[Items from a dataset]
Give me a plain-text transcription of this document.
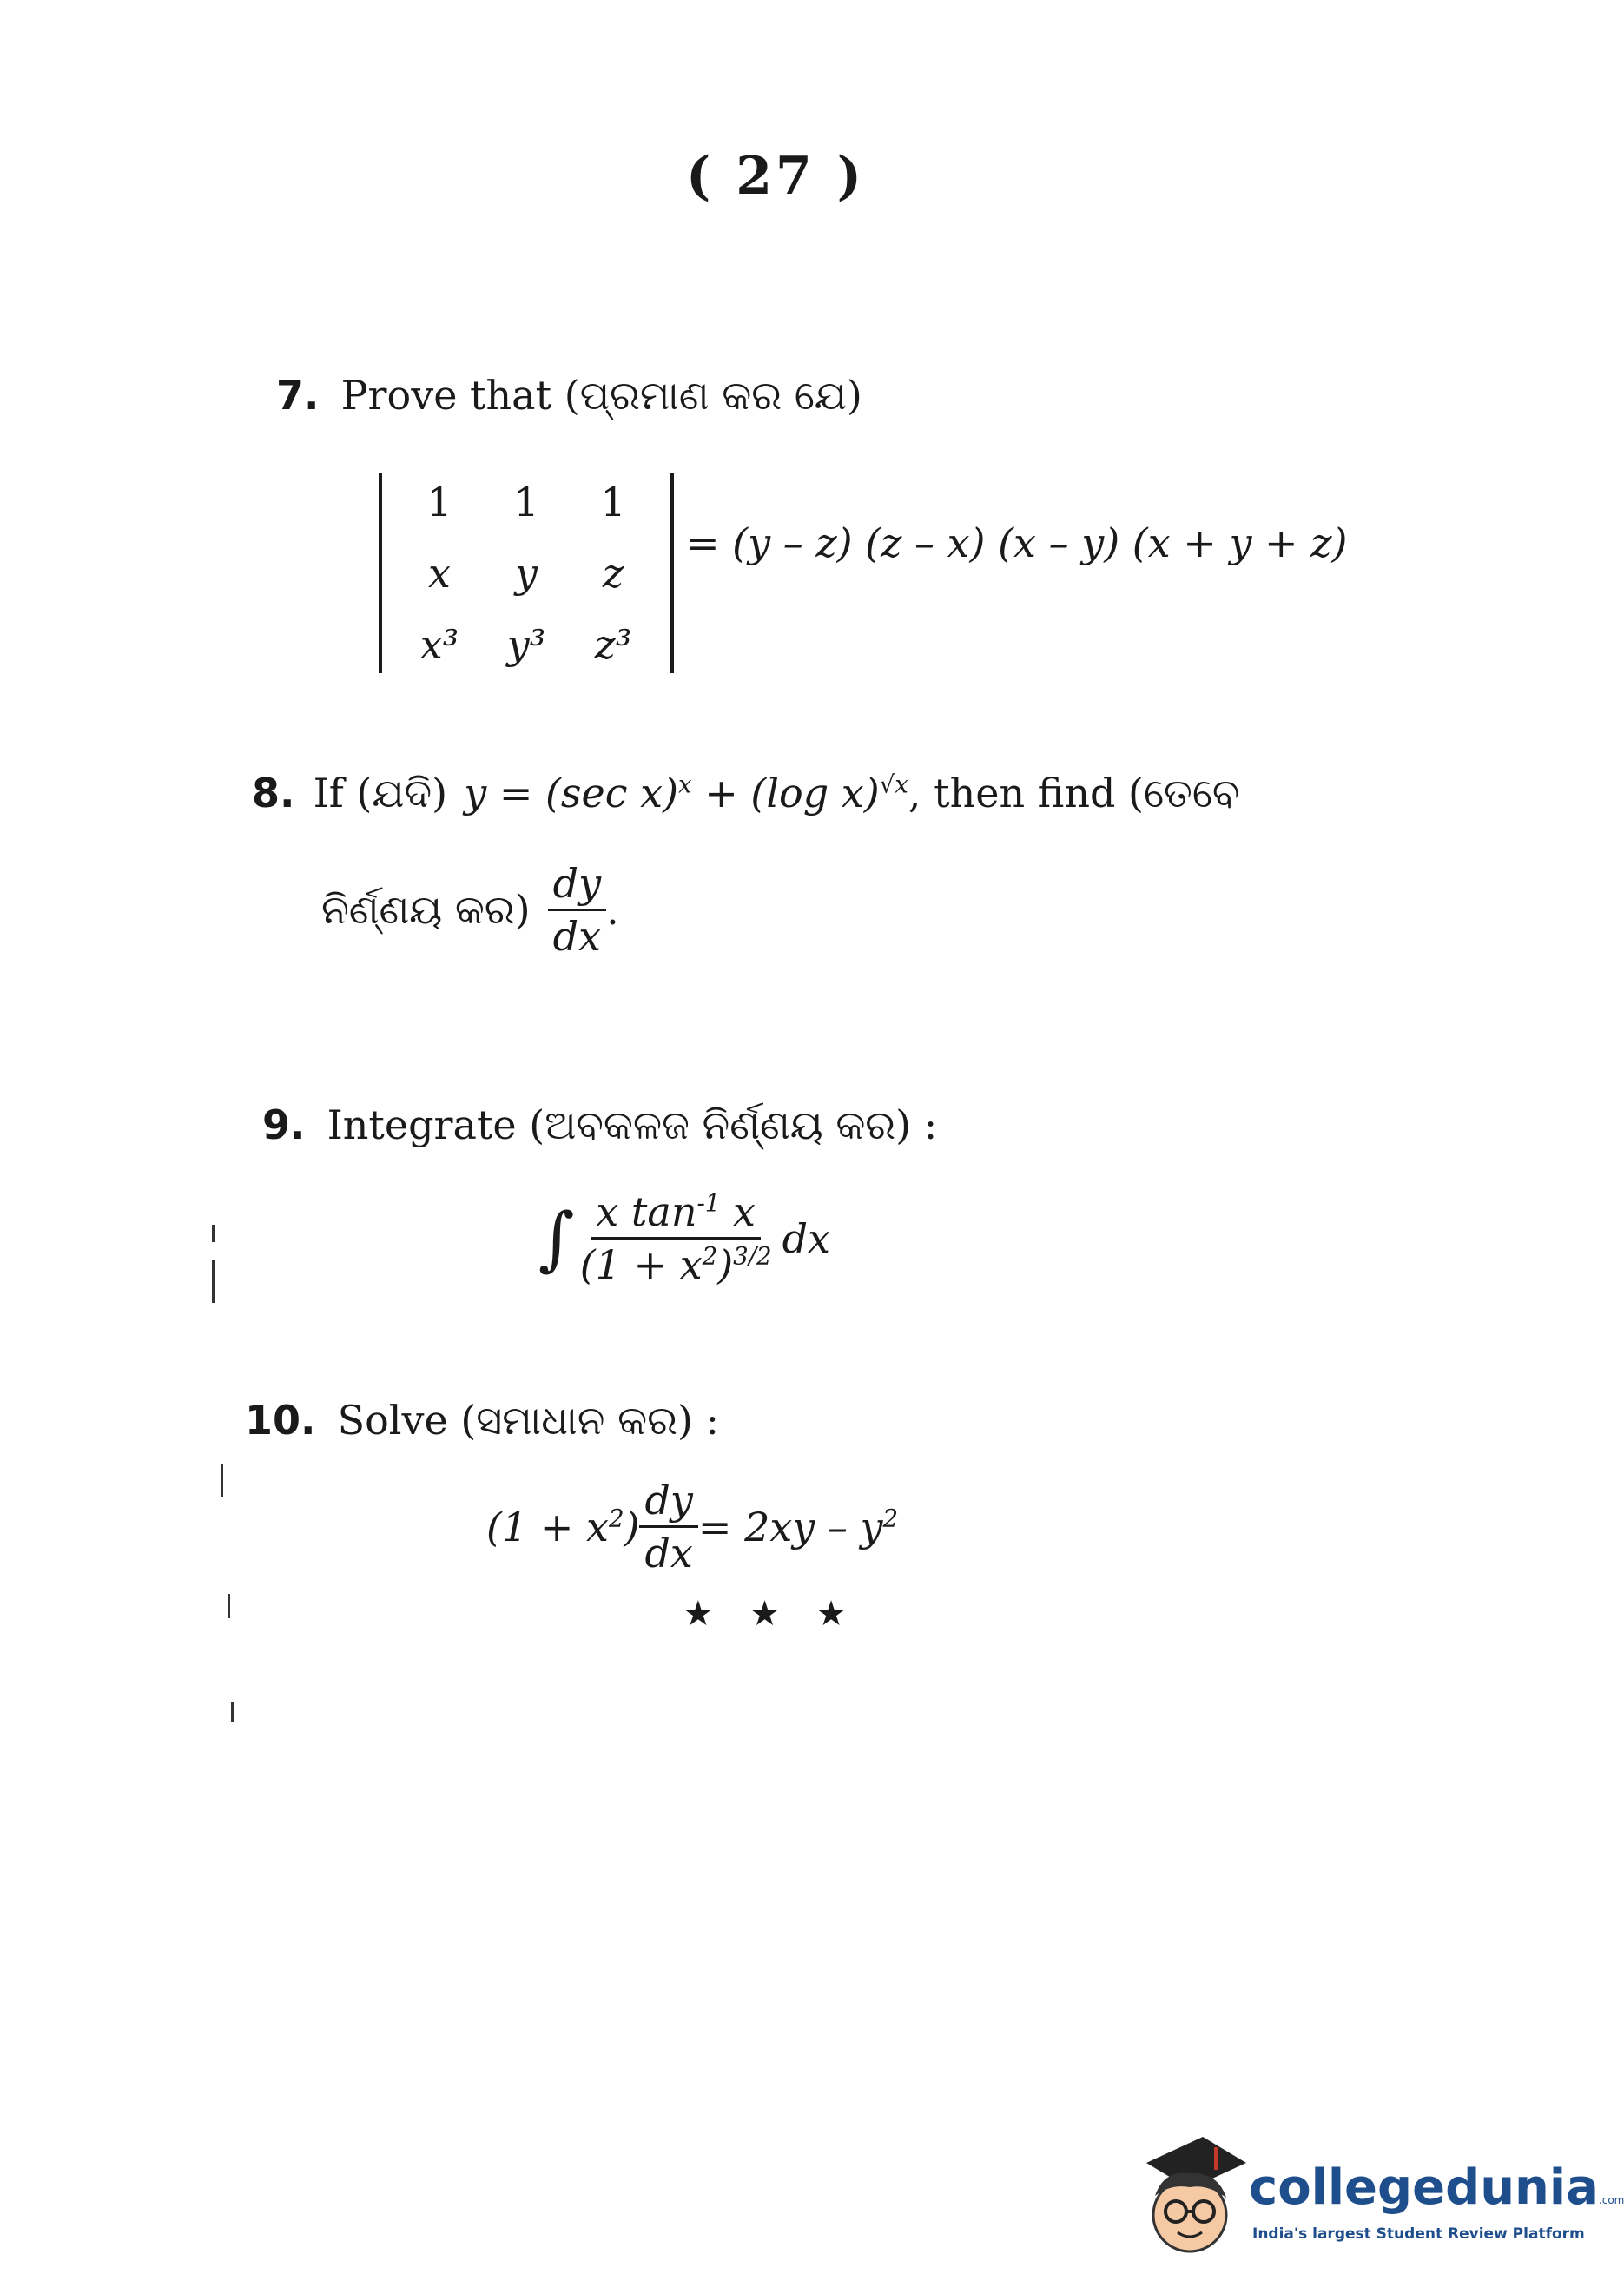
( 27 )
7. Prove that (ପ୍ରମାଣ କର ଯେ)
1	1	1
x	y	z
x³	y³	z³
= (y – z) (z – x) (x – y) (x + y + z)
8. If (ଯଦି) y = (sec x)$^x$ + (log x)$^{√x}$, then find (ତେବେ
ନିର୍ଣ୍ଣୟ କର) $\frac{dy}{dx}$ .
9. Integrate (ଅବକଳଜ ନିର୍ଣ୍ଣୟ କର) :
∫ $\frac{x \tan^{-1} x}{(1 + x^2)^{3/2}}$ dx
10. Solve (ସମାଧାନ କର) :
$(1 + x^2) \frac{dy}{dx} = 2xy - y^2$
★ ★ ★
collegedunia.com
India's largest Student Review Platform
* * *
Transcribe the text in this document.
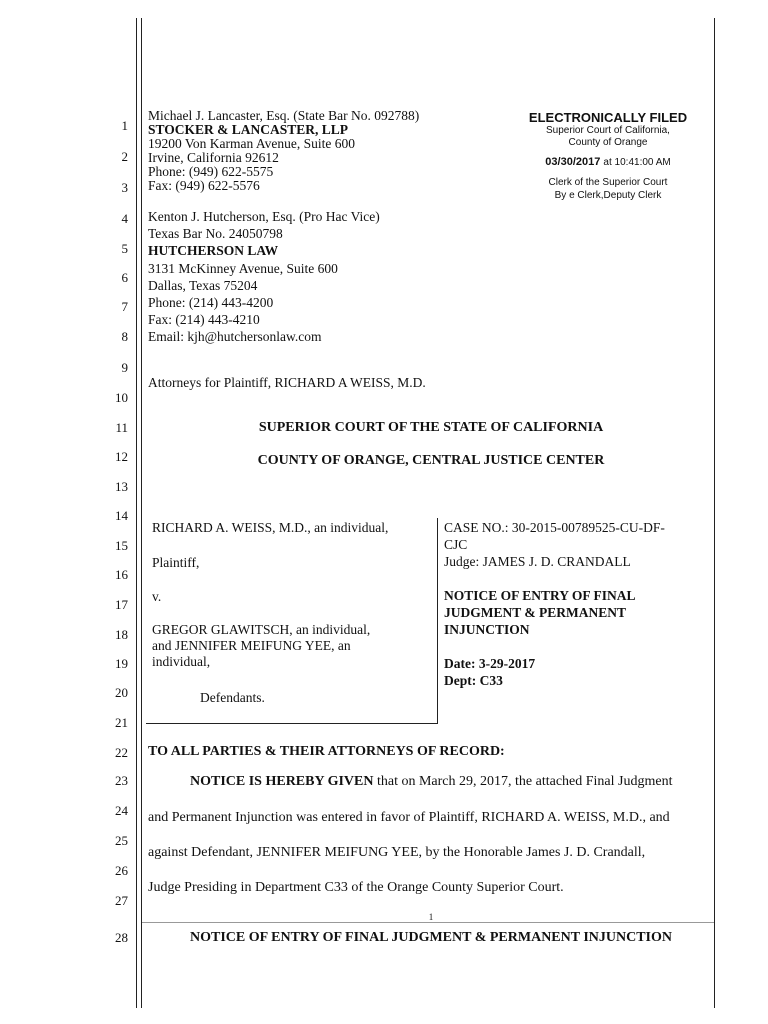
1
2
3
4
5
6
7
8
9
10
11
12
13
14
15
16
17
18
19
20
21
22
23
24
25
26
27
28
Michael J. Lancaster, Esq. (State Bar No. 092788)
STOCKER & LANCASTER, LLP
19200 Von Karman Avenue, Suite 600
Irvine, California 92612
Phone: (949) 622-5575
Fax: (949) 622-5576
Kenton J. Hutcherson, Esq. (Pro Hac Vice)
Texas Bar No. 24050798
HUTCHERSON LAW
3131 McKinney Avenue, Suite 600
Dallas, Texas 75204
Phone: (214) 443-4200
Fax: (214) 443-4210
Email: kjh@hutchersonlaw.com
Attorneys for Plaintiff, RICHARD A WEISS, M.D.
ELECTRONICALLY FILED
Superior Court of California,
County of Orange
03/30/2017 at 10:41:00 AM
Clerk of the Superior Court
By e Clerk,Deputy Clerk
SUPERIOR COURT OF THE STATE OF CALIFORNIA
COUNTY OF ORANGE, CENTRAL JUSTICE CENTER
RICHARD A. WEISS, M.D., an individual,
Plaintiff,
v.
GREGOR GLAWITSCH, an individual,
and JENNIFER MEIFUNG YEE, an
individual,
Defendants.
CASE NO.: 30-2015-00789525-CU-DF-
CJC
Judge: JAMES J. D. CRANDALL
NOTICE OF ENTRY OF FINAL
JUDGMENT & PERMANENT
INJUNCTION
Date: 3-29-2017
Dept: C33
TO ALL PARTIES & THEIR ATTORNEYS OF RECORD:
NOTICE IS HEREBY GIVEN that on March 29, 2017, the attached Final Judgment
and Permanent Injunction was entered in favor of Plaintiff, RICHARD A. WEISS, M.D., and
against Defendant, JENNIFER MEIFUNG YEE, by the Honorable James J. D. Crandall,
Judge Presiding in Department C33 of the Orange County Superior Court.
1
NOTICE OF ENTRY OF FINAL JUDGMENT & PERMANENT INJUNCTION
---
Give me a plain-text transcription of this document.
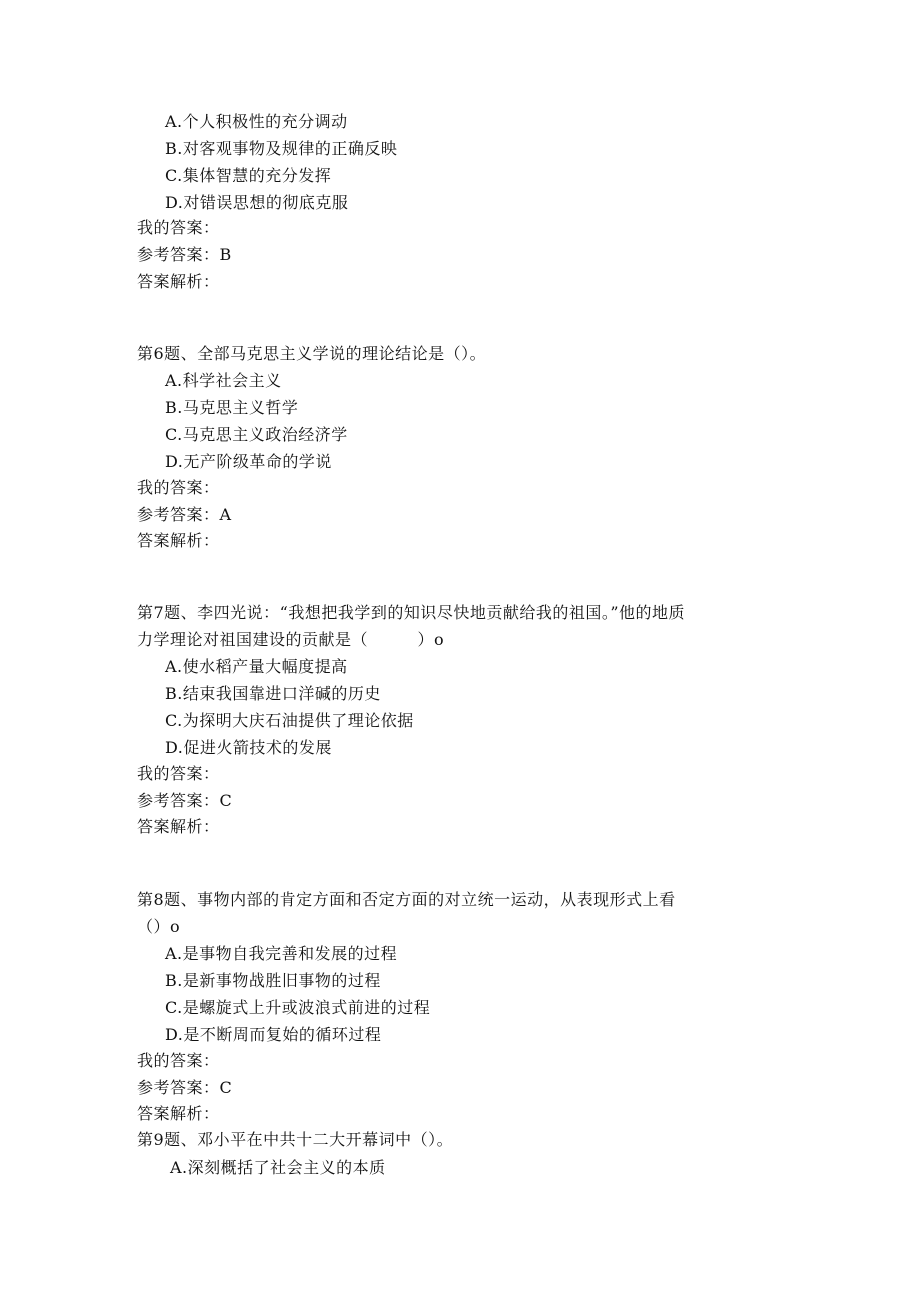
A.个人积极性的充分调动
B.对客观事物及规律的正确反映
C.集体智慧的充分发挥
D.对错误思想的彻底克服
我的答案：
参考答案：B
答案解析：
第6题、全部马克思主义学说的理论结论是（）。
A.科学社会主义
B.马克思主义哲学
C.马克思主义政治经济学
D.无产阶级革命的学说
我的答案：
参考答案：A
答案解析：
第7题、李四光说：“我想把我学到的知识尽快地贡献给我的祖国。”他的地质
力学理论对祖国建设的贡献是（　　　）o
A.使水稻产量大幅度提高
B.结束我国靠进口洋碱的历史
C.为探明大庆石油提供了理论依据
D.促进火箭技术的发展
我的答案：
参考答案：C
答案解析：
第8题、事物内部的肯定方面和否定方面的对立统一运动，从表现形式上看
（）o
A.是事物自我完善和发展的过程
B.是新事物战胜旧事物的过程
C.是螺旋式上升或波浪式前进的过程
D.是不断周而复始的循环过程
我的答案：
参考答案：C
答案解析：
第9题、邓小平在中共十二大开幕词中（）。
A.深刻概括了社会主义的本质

WORK TO BE COMPLETED >> From the listing, copy every line where the string "Clerk" appears.

FINISHED EXERCISE >>
Clerk of the Superior Court
By e Clerk,Deputy Clerk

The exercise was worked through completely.